Instructions to follow:
Would you output the whole listing below, exactly as it reads?

:::::

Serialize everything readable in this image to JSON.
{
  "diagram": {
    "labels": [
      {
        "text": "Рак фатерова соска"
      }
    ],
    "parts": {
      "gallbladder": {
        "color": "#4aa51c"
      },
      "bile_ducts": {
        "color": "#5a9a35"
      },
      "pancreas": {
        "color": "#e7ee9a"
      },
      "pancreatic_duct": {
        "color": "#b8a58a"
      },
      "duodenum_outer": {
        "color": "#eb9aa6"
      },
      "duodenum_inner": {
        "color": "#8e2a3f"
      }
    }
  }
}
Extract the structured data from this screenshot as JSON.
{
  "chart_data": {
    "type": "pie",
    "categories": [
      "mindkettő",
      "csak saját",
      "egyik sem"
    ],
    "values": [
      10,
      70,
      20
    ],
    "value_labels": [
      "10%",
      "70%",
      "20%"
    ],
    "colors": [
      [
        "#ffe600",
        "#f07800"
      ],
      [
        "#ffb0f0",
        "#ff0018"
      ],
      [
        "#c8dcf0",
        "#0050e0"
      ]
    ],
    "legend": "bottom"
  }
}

:::::

Task answer:
Serialize everything readable in this image to JSON.
{
  "diagram": {
    "labels": [
      {
        "text": "Рак фатерова соска"
      }
    ],
    "parts": {
      "gallbladder": {
        "color": "#4aa51c"
      },
      "bile_ducts": {
        "color": "#5a9a35"
      },
      "pancreas": {
        "color": "#e7ee9a"
      },
      "pancreatic_duct": {
        "color": "#b8a58a"
      },
      "duodenum_outer": {
        "color": "#eb9aa6"
      },
      "duodenum_inner": {
        "color": "#8e2a3f"
      }
    }
  }
}
Extract the structured data from this screenshot as JSON.
{
  "chart_data": {
    "type": "pie",
    "categories": [
      "mindkettő",
      "csak saját",
      "egyik sem"
    ],
    "values": [
      10,
      70,
      20
    ],
    "value_labels": [
      "10%",
      "70%",
      "20%"
    ],
    "colors": [
      [
        "#ffe600",
        "#f07800"
      ],
      [
        "#ffb0f0",
        "#ff0018"
      ],
      [
        "#c8dcf0",
        "#0050e0"
      ]
    ],
    "legend": "bottom"
  }
}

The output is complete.